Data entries
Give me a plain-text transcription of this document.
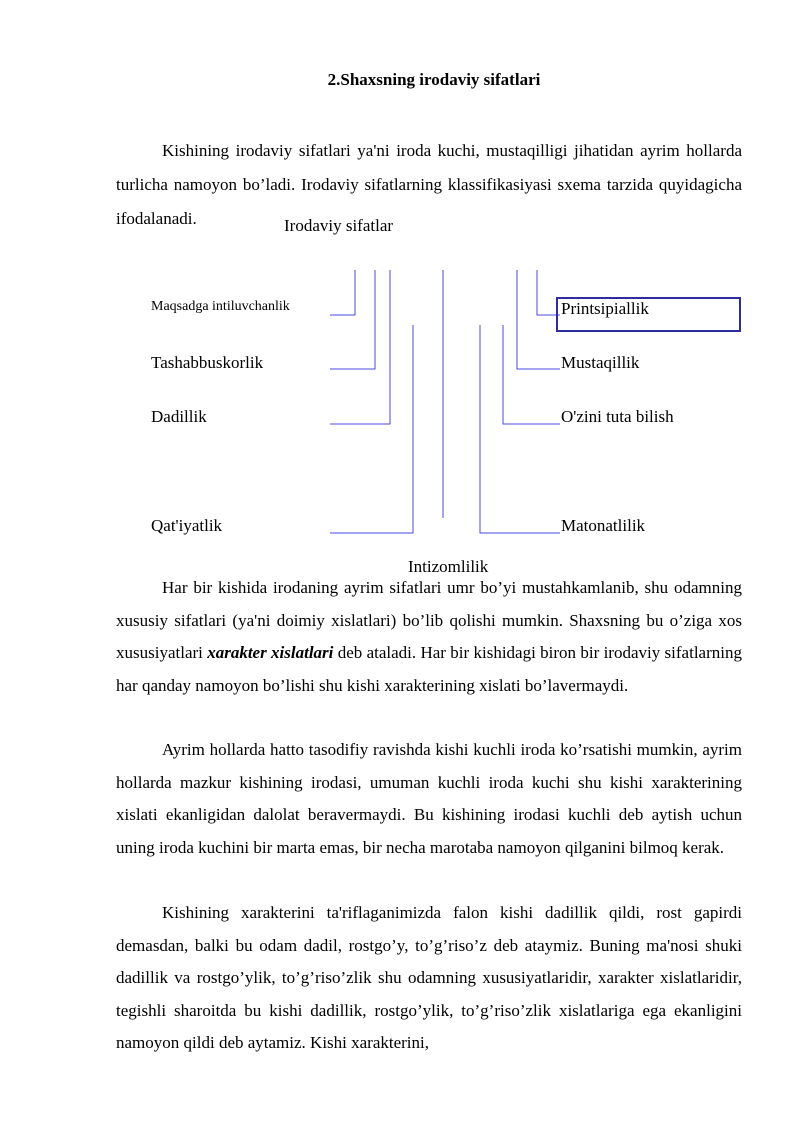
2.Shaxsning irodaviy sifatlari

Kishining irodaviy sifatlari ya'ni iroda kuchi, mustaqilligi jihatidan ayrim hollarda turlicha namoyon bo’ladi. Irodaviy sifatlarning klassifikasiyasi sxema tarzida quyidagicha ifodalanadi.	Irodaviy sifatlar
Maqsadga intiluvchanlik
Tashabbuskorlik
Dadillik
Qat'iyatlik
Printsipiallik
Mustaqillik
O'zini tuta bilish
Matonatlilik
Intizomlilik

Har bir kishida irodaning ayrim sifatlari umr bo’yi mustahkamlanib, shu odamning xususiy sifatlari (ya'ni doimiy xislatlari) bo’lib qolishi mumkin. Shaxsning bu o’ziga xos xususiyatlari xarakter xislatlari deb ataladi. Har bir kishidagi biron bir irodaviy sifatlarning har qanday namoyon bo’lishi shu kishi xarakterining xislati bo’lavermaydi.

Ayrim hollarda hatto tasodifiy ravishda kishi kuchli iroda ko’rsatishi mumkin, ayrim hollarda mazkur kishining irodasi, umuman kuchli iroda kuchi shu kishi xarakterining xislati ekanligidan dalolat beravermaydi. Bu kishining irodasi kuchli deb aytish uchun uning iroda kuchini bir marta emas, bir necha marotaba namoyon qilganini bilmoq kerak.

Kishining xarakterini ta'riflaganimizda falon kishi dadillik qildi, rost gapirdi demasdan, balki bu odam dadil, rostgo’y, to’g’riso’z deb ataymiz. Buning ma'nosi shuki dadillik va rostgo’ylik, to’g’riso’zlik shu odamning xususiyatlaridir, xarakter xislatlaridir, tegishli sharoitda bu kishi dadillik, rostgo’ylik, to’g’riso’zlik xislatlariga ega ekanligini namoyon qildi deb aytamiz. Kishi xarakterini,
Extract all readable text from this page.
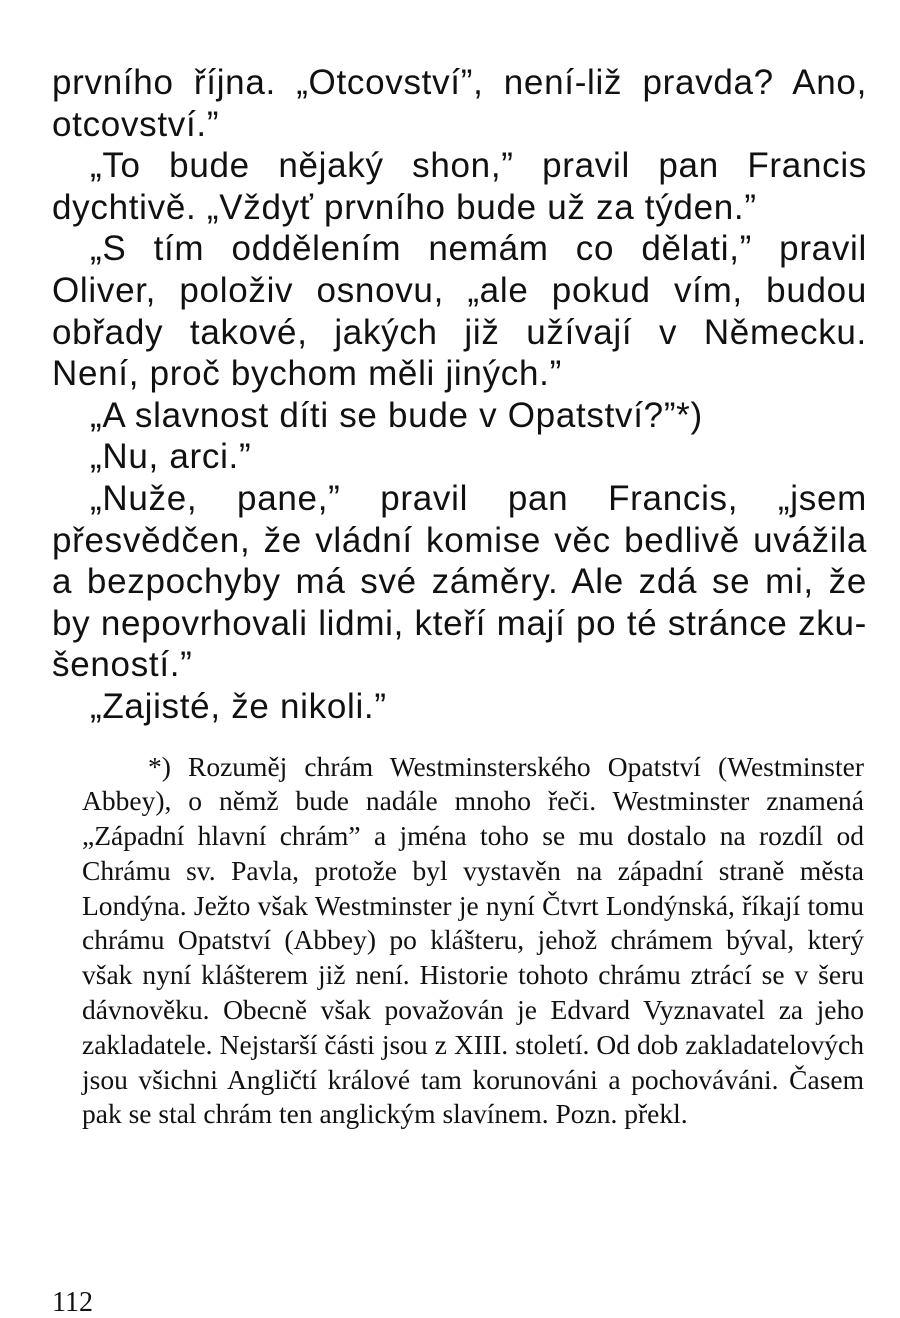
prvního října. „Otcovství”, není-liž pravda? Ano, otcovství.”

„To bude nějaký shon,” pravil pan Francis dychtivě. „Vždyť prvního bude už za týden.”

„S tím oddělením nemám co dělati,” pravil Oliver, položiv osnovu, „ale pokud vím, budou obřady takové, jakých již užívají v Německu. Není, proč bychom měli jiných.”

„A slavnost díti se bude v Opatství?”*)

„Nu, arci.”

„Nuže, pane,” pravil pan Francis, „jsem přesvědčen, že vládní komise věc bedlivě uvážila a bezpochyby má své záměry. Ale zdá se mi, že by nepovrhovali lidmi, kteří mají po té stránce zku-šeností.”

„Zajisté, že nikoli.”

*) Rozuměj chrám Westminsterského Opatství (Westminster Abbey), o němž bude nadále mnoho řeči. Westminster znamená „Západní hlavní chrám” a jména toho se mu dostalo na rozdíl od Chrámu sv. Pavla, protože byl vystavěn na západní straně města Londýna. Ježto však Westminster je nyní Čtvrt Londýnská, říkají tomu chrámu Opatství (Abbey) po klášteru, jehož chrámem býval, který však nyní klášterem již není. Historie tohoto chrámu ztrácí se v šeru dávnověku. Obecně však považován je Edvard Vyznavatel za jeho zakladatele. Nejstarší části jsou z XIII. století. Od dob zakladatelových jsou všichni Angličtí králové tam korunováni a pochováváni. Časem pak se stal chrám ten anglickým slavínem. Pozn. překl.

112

--

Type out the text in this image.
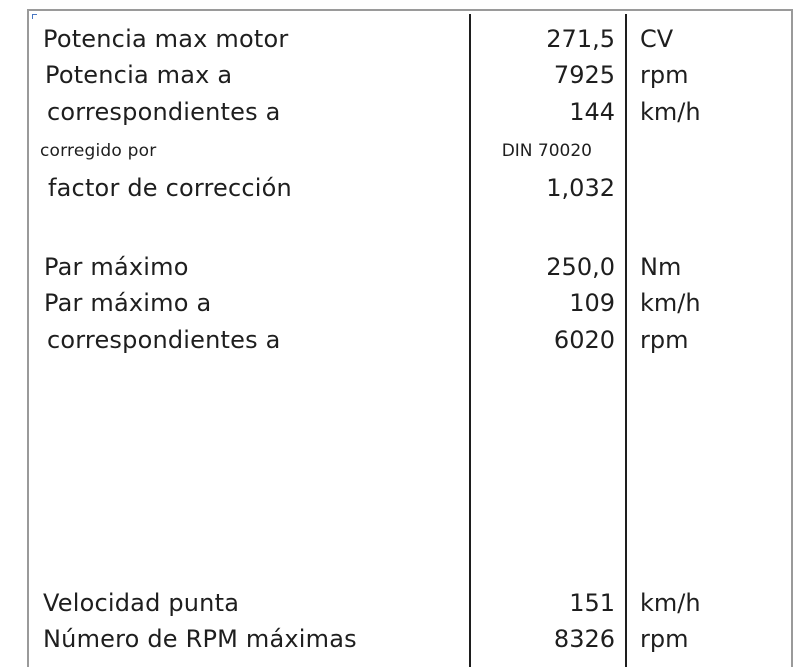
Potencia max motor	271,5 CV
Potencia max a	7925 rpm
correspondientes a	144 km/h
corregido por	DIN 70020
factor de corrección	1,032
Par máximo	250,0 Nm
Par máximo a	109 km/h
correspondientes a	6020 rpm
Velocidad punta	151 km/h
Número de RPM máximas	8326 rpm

* * *

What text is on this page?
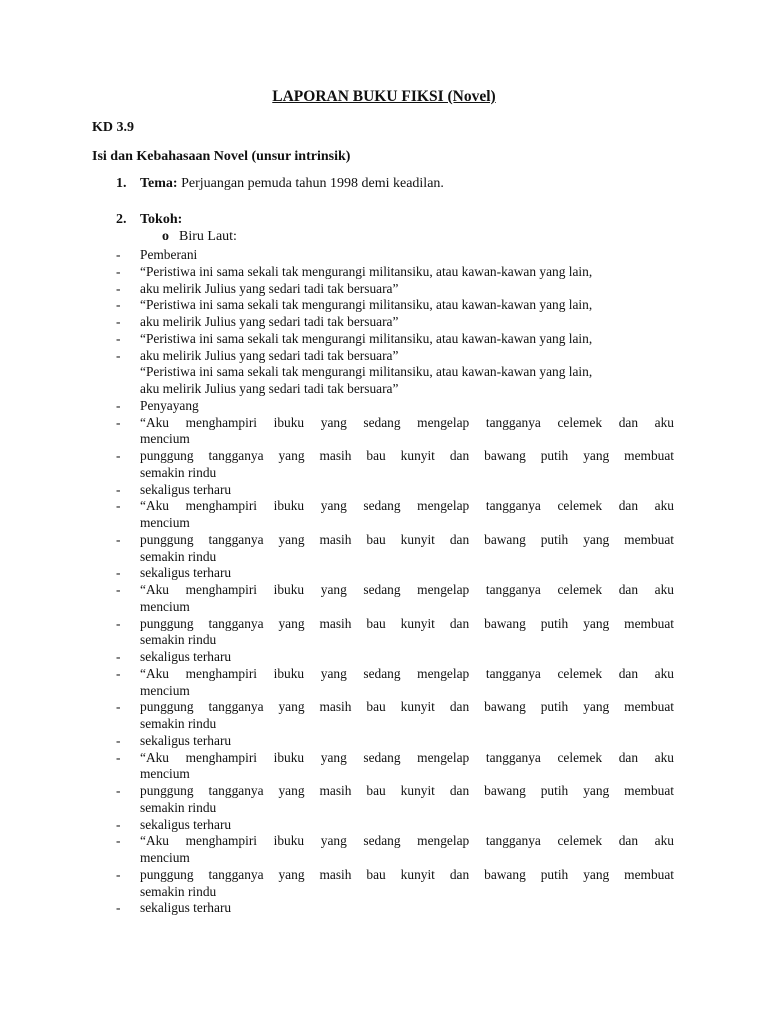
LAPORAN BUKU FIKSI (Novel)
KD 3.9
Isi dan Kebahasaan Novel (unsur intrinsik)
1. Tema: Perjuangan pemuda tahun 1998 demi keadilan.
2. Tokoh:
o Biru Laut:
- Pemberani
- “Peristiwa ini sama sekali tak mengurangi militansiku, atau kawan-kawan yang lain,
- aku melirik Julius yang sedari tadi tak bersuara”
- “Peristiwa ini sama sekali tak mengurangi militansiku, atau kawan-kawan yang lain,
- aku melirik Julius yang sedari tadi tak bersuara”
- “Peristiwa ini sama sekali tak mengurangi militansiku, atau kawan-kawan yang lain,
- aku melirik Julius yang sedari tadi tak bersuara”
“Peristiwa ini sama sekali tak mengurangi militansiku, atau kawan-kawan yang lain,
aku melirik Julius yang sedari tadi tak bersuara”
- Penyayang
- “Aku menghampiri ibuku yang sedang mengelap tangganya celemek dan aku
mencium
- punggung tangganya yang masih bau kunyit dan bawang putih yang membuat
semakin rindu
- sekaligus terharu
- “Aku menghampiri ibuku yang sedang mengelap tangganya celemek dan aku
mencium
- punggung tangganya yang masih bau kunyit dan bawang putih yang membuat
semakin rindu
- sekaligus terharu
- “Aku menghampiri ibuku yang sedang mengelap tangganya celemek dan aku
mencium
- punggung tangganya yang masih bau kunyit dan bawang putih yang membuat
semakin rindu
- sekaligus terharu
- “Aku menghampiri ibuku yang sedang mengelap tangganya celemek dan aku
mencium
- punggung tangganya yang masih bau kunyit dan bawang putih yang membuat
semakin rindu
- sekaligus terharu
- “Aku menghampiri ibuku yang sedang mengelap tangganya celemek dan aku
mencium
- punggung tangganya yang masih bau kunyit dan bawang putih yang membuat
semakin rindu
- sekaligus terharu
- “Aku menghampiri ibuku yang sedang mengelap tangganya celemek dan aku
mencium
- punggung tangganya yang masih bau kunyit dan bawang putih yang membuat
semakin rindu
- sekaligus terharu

_GOAL_. Go through the lines above. Select every one that has the string "sifatlarning".

_OUTPUT OF THE EXERCISE_.
Kishining irodaviy sifatlari ya'ni iroda kuchi, mustaqilligi jihatidan ayrim hollarda turlicha namoyon bo’ladi. Irodaviy sifatlarning klassifikasiyasi sxema tarzida quyidagicha ifodalanadi.	Irodaviy sifatlar
Har bir kishida irodaning ayrim sifatlari umr bo’yi mustahkamlanib, shu odamning xususiy sifatlari (ya'ni doimiy xislatlari) bo’lib qolishi mumkin. Shaxsning bu o’ziga xos xususiyatlari xarakter xislatlari deb ataladi. Har bir kishidagi biron bir irodaviy sifatlarning har qanday namoyon bo’lishi shu kishi xarakterining xislati bo’lavermaydi.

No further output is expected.